Goal:
What follows is a listing to be transcribed exactly.

-- Begin --

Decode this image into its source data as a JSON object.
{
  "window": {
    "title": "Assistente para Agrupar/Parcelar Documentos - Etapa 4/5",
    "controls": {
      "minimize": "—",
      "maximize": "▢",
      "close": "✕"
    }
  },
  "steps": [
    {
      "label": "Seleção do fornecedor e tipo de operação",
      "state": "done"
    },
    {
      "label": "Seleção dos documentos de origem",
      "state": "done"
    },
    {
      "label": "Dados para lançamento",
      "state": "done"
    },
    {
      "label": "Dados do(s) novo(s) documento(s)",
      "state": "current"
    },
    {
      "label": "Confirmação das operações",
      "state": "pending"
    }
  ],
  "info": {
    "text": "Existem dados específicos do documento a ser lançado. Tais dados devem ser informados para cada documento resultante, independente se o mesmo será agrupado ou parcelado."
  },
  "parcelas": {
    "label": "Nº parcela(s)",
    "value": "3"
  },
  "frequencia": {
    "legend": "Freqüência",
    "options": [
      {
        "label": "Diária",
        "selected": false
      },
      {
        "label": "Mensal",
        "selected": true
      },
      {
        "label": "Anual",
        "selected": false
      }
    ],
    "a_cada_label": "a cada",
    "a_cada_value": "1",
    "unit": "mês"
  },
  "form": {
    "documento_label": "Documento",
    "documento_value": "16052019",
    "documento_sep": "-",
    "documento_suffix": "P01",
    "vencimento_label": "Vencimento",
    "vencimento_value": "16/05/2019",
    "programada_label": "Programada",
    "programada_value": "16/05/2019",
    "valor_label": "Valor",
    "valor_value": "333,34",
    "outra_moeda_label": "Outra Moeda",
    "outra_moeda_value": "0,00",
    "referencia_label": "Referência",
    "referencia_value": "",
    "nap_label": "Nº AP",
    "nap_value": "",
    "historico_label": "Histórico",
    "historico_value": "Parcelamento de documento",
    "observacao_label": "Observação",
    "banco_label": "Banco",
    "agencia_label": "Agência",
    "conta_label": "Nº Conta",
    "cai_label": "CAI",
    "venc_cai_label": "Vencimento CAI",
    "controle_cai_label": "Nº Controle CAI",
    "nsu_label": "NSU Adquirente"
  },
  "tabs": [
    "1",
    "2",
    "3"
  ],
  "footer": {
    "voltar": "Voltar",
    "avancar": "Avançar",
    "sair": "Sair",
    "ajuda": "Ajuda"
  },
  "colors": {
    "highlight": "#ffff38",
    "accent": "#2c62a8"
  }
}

-- End --

Solution for this exercise:
Decode this image into its source data as a JSON object.
{
  "window": {
    "title": "Assistente para Agrupar/Parcelar Documentos - Etapa 4/5",
    "controls": {
      "minimize": "—",
      "maximize": "▢",
      "close": "✕"
    }
  },
  "steps": [
    {
      "label": "Seleção do fornecedor e tipo de operação",
      "state": "done"
    },
    {
      "label": "Seleção dos documentos de origem",
      "state": "done"
    },
    {
      "label": "Dados para lançamento",
      "state": "done"
    },
    {
      "label": "Dados do(s) novo(s) documento(s)",
      "state": "current"
    },
    {
      "label": "Confirmação das operações",
      "state": "pending"
    }
  ],
  "info": {
    "text": "Existem dados específicos do documento a ser lançado. Tais dados devem ser informados para cada documento resultante, independente se o mesmo será agrupado ou parcelado."
  },
  "parcelas": {
    "label": "Nº parcela(s)",
    "value": "3"
  },
  "frequencia": {
    "legend": "Freqüência",
    "options": [
      {
        "label": "Diária",
        "selected": false
      },
      {
        "label": "Mensal",
        "selected": true
      },
      {
        "label": "Anual",
        "selected": false
      }
    ],
    "a_cada_label": "a cada",
    "a_cada_value": "1",
    "unit": "mês"
  },
  "form": {
    "documento_label": "Documento",
    "documento_value": "16052019",
    "documento_sep": "-",
    "documento_suffix": "P01",
    "vencimento_label": "Vencimento",
    "vencimento_value": "16/05/2019",
    "programada_label": "Programada",
    "programada_value": "16/05/2019",
    "valor_label": "Valor",
    "valor_value": "333,34",
    "outra_moeda_label": "Outra Moeda",
    "outra_moeda_value": "0,00",
    "referencia_label": "Referência",
    "referencia_value": "",
    "nap_label": "Nº AP",
    "nap_value": "",
    "historico_label": "Histórico",
    "historico_value": "Parcelamento de documento",
    "observacao_label": "Observação",
    "banco_label": "Banco",
    "agencia_label": "Agência",
    "conta_label": "Nº Conta",
    "cai_label": "CAI",
    "venc_cai_label": "Vencimento CAI",
    "controle_cai_label": "Nº Controle CAI",
    "nsu_label": "NSU Adquirente"
  },
  "tabs": [
    "1",
    "2",
    "3"
  ],
  "footer": {
    "voltar": "Voltar",
    "avancar": "Avançar",
    "sair": "Sair",
    "ajuda": "Ajuda"
  },
  "colors": {
    "highlight": "#ffff38",
    "accent": "#2c62a8"
  }
}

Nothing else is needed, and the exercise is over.